[Extracted data entries]
-- -- --

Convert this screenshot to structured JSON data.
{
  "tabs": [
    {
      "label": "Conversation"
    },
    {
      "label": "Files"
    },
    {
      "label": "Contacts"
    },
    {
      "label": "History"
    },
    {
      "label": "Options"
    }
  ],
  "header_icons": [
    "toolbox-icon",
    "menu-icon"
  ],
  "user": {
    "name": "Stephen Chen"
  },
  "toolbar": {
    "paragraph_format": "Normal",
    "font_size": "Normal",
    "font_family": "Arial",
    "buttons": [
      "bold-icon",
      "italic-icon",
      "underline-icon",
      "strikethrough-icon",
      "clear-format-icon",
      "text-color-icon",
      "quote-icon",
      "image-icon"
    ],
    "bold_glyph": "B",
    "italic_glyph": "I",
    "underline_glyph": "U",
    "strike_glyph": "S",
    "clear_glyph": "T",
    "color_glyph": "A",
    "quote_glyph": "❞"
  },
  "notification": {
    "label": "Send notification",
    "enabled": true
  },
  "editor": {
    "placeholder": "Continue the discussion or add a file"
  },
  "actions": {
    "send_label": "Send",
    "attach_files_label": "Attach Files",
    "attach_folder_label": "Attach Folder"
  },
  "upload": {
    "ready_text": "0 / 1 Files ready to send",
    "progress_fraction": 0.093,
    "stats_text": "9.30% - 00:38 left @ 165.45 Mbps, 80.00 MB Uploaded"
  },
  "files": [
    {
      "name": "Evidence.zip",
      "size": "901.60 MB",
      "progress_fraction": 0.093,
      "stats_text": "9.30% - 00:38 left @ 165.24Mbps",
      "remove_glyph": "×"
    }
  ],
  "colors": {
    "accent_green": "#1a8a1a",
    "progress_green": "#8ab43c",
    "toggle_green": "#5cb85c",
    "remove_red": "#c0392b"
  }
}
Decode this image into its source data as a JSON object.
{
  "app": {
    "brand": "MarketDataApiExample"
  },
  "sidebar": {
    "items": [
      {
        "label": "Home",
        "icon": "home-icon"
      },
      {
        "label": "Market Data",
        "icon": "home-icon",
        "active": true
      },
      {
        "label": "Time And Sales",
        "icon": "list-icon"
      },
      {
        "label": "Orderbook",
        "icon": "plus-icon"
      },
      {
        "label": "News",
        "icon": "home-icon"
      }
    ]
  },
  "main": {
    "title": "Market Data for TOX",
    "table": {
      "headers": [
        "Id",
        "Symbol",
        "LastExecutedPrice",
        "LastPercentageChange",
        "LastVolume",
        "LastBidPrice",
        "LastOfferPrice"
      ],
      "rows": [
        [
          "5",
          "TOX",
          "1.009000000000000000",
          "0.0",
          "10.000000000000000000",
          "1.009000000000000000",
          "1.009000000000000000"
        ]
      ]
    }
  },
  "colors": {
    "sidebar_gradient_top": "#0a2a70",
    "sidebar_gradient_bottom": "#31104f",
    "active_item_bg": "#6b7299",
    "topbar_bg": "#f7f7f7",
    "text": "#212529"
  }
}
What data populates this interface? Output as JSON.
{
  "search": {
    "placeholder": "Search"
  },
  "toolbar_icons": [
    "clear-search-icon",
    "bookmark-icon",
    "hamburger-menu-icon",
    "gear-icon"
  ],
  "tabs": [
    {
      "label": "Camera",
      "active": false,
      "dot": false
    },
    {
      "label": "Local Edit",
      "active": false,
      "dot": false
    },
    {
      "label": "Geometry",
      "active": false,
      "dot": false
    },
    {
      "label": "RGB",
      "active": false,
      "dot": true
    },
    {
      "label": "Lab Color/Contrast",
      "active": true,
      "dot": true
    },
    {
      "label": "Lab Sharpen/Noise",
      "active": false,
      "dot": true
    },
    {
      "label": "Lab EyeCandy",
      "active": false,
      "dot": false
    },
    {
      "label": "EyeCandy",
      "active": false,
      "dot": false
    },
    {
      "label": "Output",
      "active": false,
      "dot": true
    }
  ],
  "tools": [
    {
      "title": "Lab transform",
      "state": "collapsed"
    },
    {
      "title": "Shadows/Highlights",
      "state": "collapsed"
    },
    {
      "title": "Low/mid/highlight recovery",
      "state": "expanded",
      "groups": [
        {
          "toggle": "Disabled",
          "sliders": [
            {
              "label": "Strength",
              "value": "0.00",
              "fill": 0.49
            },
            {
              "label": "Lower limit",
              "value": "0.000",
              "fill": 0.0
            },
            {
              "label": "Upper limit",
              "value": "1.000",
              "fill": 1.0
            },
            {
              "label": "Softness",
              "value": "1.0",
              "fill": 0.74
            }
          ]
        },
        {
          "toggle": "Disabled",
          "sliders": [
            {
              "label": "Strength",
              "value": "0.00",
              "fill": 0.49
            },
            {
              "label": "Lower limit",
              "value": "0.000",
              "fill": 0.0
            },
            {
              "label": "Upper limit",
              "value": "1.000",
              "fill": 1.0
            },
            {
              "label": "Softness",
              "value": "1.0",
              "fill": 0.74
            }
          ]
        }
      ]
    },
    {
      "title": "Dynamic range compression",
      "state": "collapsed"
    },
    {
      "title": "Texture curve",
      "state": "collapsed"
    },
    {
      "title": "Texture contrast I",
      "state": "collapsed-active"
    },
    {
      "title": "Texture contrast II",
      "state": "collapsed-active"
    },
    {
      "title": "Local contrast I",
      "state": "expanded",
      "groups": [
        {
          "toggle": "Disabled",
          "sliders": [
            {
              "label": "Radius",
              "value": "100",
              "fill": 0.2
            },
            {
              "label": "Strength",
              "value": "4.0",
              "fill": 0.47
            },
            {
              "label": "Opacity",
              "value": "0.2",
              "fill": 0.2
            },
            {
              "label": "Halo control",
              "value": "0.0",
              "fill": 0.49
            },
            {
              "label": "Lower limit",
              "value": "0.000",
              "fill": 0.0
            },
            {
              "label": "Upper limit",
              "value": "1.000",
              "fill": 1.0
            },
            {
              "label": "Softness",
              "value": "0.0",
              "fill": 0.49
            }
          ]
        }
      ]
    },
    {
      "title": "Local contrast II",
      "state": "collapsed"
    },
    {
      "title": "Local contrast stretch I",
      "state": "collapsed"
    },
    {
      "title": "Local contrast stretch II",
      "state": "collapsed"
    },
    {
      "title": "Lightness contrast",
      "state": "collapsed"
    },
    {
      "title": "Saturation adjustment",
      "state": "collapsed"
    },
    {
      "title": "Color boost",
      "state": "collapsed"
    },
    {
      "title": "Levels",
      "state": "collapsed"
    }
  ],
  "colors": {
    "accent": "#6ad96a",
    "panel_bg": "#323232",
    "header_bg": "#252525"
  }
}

-- -- --

### Exercise directions
Scan the data above; copy every line where "image" appears.

### Solution for this problem
      "image-icon"
Decode this image into its source data as a JSON object.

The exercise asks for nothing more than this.